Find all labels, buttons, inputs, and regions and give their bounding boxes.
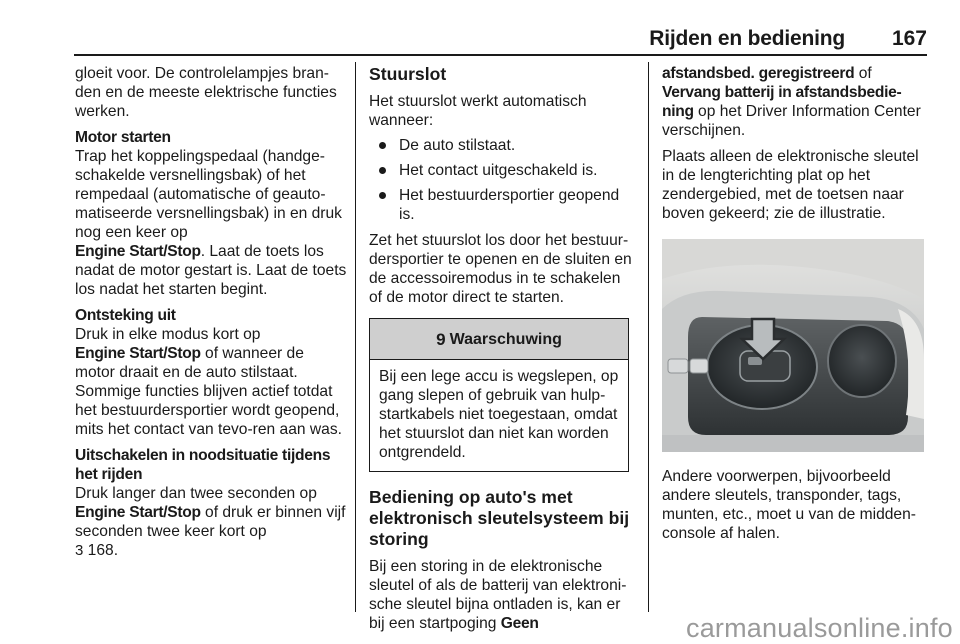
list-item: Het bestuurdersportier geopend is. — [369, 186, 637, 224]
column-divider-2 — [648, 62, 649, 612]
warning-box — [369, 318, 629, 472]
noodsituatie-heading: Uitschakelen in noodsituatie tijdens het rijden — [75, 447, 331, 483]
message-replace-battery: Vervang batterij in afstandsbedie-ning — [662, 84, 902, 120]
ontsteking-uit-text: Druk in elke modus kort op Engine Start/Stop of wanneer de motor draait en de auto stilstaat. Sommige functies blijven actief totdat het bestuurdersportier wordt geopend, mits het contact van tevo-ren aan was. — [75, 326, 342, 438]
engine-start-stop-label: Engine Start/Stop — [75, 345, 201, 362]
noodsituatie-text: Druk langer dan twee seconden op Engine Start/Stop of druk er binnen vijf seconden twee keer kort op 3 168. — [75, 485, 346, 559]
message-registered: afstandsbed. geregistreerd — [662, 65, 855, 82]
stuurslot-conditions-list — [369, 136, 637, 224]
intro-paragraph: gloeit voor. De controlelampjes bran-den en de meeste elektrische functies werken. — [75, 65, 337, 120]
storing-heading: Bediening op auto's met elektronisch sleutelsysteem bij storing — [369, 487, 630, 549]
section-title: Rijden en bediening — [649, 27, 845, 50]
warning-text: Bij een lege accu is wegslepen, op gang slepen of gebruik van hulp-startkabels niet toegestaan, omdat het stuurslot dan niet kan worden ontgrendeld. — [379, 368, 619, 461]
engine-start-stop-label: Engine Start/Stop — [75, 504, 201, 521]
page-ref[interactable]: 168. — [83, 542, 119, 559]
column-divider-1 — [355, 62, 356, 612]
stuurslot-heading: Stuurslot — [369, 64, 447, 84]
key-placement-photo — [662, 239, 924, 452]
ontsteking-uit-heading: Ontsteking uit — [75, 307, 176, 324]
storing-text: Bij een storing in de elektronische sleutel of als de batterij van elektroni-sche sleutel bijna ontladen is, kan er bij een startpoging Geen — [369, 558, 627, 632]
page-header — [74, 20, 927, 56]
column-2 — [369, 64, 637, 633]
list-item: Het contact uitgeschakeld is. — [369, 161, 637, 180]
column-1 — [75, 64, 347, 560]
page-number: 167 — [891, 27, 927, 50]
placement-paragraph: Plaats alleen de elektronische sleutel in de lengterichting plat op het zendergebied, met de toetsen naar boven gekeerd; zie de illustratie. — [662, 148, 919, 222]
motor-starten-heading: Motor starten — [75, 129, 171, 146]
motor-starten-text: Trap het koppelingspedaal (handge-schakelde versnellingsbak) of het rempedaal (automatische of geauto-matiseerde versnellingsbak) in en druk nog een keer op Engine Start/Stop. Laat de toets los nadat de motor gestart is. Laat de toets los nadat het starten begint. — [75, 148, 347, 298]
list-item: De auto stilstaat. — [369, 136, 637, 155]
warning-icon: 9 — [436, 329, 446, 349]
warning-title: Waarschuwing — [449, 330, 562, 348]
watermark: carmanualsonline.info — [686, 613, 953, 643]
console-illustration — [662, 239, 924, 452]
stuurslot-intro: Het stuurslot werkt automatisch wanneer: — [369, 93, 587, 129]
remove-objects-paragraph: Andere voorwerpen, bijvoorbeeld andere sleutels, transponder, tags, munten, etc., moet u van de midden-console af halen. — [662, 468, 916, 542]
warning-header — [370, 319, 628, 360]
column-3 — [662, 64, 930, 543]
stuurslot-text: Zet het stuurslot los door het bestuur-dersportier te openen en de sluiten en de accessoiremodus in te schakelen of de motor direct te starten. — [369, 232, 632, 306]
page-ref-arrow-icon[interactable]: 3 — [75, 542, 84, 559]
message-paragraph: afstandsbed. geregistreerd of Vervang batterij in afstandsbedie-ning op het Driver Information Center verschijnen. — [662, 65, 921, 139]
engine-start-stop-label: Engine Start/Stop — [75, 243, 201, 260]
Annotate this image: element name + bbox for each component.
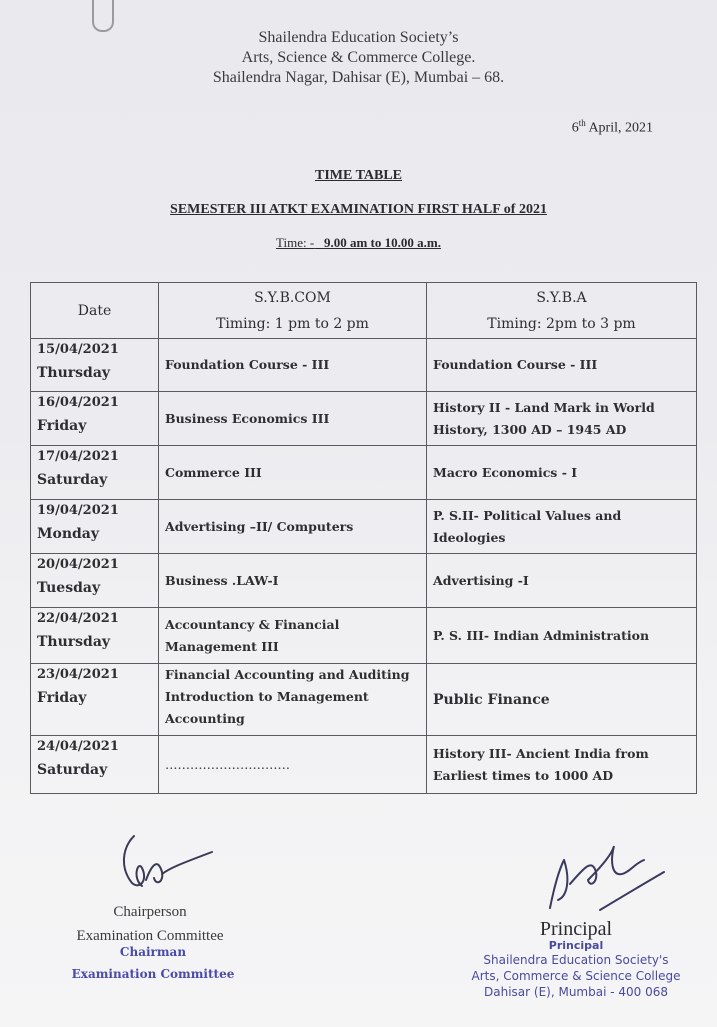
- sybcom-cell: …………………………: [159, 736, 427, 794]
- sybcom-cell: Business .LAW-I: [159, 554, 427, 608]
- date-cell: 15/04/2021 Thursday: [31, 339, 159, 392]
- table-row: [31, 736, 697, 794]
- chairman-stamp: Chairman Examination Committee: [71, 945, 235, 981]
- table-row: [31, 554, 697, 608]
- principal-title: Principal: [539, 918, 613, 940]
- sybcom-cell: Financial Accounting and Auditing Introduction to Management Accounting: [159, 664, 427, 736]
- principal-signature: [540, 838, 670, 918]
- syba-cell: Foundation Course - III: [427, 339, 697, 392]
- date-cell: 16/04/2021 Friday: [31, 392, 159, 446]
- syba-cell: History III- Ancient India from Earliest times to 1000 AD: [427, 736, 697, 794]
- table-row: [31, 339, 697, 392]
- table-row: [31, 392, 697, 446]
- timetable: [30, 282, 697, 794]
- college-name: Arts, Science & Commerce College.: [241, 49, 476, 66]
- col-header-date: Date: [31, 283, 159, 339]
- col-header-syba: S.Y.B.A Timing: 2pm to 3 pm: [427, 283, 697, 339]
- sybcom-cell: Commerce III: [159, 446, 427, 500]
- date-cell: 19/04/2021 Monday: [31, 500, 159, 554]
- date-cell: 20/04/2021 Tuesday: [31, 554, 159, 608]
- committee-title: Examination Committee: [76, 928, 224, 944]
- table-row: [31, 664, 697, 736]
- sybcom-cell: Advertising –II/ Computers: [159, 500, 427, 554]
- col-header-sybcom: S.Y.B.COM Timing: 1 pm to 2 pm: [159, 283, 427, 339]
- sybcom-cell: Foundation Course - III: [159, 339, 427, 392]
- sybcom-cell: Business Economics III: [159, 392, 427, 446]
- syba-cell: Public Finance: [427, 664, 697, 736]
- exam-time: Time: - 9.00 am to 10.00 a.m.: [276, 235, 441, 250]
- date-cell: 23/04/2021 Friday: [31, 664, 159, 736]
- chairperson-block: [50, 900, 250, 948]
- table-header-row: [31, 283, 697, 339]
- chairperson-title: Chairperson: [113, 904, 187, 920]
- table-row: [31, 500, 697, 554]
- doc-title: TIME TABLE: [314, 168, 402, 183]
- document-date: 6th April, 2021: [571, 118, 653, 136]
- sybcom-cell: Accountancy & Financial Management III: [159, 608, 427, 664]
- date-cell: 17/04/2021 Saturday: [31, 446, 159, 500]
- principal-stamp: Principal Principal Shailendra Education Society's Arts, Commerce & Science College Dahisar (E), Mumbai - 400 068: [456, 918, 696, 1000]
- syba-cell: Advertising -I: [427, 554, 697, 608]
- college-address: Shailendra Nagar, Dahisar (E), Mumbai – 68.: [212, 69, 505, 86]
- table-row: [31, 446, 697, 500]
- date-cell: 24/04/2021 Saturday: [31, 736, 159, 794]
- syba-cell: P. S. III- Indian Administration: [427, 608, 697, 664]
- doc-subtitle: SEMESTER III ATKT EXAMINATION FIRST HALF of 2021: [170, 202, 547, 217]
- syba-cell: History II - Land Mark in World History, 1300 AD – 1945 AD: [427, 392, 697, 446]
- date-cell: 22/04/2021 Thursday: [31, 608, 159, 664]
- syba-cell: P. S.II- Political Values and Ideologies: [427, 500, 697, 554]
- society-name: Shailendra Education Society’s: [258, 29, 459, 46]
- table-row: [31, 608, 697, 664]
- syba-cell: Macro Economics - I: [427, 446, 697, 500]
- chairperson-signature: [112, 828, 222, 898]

▸ Set problem
Return, without any change, the lines in the material from the one containing "- sybcom-cell: …………………………: [159, 736, 427, 794]" through the one containing "- principal-title: Principal: [539, 918, 613, 940]", both included.

▸ Response for this exercise
- sybcom-cell: …………………………: [159, 736, 427, 794]
- sybcom-cell: Business .LAW-I: [159, 554, 427, 608]
- date-cell: 15/04/2021 Thursday: [31, 339, 159, 392]
- table-row: [31, 736, 697, 794]
- chairman-stamp: Chairman Examination Committee: [71, 945, 235, 981]
- table-row: [31, 554, 697, 608]
- principal-title: Principal: [539, 918, 613, 940]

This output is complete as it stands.